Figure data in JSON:

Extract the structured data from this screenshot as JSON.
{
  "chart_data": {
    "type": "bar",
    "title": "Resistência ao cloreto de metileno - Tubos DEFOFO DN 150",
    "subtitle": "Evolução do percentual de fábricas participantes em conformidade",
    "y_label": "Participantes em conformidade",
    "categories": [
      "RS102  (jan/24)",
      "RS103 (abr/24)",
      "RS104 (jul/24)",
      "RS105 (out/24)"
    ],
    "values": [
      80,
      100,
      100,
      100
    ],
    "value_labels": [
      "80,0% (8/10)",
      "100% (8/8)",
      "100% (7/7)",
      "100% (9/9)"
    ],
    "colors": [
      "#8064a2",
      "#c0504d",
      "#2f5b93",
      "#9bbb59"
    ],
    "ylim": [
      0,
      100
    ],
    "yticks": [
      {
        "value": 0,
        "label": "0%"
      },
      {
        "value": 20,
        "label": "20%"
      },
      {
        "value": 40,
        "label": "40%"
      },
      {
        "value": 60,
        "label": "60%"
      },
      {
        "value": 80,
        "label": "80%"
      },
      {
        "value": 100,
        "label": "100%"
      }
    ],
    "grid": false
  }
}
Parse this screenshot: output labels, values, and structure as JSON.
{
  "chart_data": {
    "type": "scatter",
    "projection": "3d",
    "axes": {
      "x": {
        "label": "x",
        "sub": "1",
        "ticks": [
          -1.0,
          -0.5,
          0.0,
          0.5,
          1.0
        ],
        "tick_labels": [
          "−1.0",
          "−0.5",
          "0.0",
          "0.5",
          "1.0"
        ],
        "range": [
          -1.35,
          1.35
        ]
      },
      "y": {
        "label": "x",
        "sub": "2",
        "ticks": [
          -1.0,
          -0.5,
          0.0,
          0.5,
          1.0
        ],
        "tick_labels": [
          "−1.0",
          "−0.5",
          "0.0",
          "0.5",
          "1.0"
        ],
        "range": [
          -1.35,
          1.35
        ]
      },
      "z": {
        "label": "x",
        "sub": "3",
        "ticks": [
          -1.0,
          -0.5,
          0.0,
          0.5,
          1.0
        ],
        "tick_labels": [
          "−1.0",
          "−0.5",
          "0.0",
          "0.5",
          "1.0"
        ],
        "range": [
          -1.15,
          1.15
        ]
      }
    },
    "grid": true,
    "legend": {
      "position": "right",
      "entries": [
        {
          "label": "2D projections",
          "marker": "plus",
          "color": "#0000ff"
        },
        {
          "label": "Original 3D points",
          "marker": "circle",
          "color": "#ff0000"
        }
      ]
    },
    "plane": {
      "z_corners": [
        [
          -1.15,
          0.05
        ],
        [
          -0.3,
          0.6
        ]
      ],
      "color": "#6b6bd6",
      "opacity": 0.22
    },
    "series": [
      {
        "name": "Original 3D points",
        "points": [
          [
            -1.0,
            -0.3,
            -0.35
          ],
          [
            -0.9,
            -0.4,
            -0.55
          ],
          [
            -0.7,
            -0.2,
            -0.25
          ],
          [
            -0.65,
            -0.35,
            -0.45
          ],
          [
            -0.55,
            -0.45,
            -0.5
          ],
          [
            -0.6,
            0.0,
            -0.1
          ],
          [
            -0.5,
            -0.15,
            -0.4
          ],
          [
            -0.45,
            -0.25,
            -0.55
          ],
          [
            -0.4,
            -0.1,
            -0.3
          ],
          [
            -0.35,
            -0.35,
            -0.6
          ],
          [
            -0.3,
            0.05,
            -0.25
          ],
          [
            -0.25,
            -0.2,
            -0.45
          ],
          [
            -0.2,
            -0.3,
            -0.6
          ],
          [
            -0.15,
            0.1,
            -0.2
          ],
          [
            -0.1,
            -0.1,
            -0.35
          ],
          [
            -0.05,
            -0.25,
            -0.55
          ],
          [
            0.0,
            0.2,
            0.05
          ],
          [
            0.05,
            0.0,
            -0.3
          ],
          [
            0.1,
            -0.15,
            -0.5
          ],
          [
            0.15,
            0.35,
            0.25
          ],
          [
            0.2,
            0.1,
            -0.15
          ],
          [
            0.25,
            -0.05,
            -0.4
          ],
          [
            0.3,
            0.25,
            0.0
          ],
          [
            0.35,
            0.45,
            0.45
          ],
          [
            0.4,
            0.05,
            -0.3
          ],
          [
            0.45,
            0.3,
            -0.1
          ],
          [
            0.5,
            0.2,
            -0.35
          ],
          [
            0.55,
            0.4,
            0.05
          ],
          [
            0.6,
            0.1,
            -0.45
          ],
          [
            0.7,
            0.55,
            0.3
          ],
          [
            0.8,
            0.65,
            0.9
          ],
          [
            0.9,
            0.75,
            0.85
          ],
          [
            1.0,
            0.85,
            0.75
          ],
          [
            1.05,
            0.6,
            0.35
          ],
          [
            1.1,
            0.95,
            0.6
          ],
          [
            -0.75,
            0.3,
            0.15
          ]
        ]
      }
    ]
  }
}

[EXERCISE]
Quote all the records exactly, please, leaving none out.

[REPLY TO THE TASK]
Extract the structured data from this screenshot as JSON.
{
  "chart_data": {
    "type": "bar",
    "title": "Resistência ao cloreto de metileno - Tubos DEFOFO DN 150",
    "subtitle": "Evolução do percentual de fábricas participantes em conformidade",
    "y_label": "Participantes em conformidade",
    "categories": [
      "RS102  (jan/24)",
      "RS103 (abr/24)",
      "RS104 (jul/24)",
      "RS105 (out/24)"
    ],
    "values": [
      80,
      100,
      100,
      100
    ],
    "value_labels": [
      "80,0% (8/10)",
      "100% (8/8)",
      "100% (7/7)",
      "100% (9/9)"
    ],
    "colors": [
      "#8064a2",
      "#c0504d",
      "#2f5b93",
      "#9bbb59"
    ],
    "ylim": [
      0,
      100
    ],
    "yticks": [
      {
        "value": 0,
        "label": "0%"
      },
      {
        "value": 20,
        "label": "20%"
      },
      {
        "value": 40,
        "label": "40%"
      },
      {
        "value": 60,
        "label": "60%"
      },
      {
        "value": 80,
        "label": "80%"
      },
      {
        "value": 100,
        "label": "100%"
      }
    ],
    "grid": false
  }
}
Parse this screenshot: output labels, values, and structure as JSON.
{
  "chart_data": {
    "type": "scatter",
    "projection": "3d",
    "axes": {
      "x": {
        "label": "x",
        "sub": "1",
        "ticks": [
          -1.0,
          -0.5,
          0.0,
          0.5,
          1.0
        ],
        "tick_labels": [
          "−1.0",
          "−0.5",
          "0.0",
          "0.5",
          "1.0"
        ],
        "range": [
          -1.35,
          1.35
        ]
      },
      "y": {
        "label": "x",
        "sub": "2",
        "ticks": [
          -1.0,
          -0.5,
          0.0,
          0.5,
          1.0
        ],
        "tick_labels": [
          "−1.0",
          "−0.5",
          "0.0",
          "0.5",
          "1.0"
        ],
        "range": [
          -1.35,
          1.35
        ]
      },
      "z": {
        "label": "x",
        "sub": "3",
        "ticks": [
          -1.0,
          -0.5,
          0.0,
          0.5,
          1.0
        ],
        "tick_labels": [
          "−1.0",
          "−0.5",
          "0.0",
          "0.5",
          "1.0"
        ],
        "range": [
          -1.15,
          1.15
        ]
      }
    },
    "grid": true,
    "legend": {
      "position": "right",
      "entries": [
        {
          "label": "2D projections",
          "marker": "plus",
          "color": "#0000ff"
        },
        {
          "label": "Original 3D points",
          "marker": "circle",
          "color": "#ff0000"
        }
      ]
    },
    "plane": {
      "z_corners": [
        [
          -1.15,
          0.05
        ],
        [
          -0.3,
          0.6
        ]
      ],
      "color": "#6b6bd6",
      "opacity": 0.22
    },
    "series": [
      {
        "name": "Original 3D points",
        "points": [
          [
            -1.0,
            -0.3,
            -0.35
          ],
          [
            -0.9,
            -0.4,
            -0.55
          ],
          [
            -0.7,
            -0.2,
            -0.25
          ],
          [
            -0.65,
            -0.35,
            -0.45
          ],
          [
            -0.55,
            -0.45,
            -0.5
          ],
          [
            -0.6,
            0.0,
            -0.1
          ],
          [
            -0.5,
            -0.15,
            -0.4
          ],
          [
            -0.45,
            -0.25,
            -0.55
          ],
          [
            -0.4,
            -0.1,
            -0.3
          ],
          [
            -0.35,
            -0.35,
            -0.6
          ],
          [
            -0.3,
            0.05,
            -0.25
          ],
          [
            -0.25,
            -0.2,
            -0.45
          ],
          [
            -0.2,
            -0.3,
            -0.6
          ],
          [
            -0.15,
            0.1,
            -0.2
          ],
          [
            -0.1,
            -0.1,
            -0.35
          ],
          [
            -0.05,
            -0.25,
            -0.55
          ],
          [
            0.0,
            0.2,
            0.05
          ],
          [
            0.05,
            0.0,
            -0.3
          ],
          [
            0.1,
            -0.15,
            -0.5
          ],
          [
            0.15,
            0.35,
            0.25
          ],
          [
            0.2,
            0.1,
            -0.15
          ],
          [
            0.25,
            -0.05,
            -0.4
          ],
          [
            0.3,
            0.25,
            0.0
          ],
          [
            0.35,
            0.45,
            0.45
          ],
          [
            0.4,
            0.05,
            -0.3
          ],
          [
            0.45,
            0.3,
            -0.1
          ],
          [
            0.5,
            0.2,
            -0.35
          ],
          [
            0.55,
            0.4,
            0.05
          ],
          [
            0.6,
            0.1,
            -0.45
          ],
          [
            0.7,
            0.55,
            0.3
          ],
          [
            0.8,
            0.65,
            0.9
          ],
          [
            0.9,
            0.75,
            0.85
          ],
          [
            1.0,
            0.85,
            0.75
          ],
          [
            1.05,
            0.6,
            0.35
          ],
          [
            1.1,
            0.95,
            0.6
          ],
          [
            -0.75,
            0.3,
            0.15
          ]
        ]
      }
    ]
  }
}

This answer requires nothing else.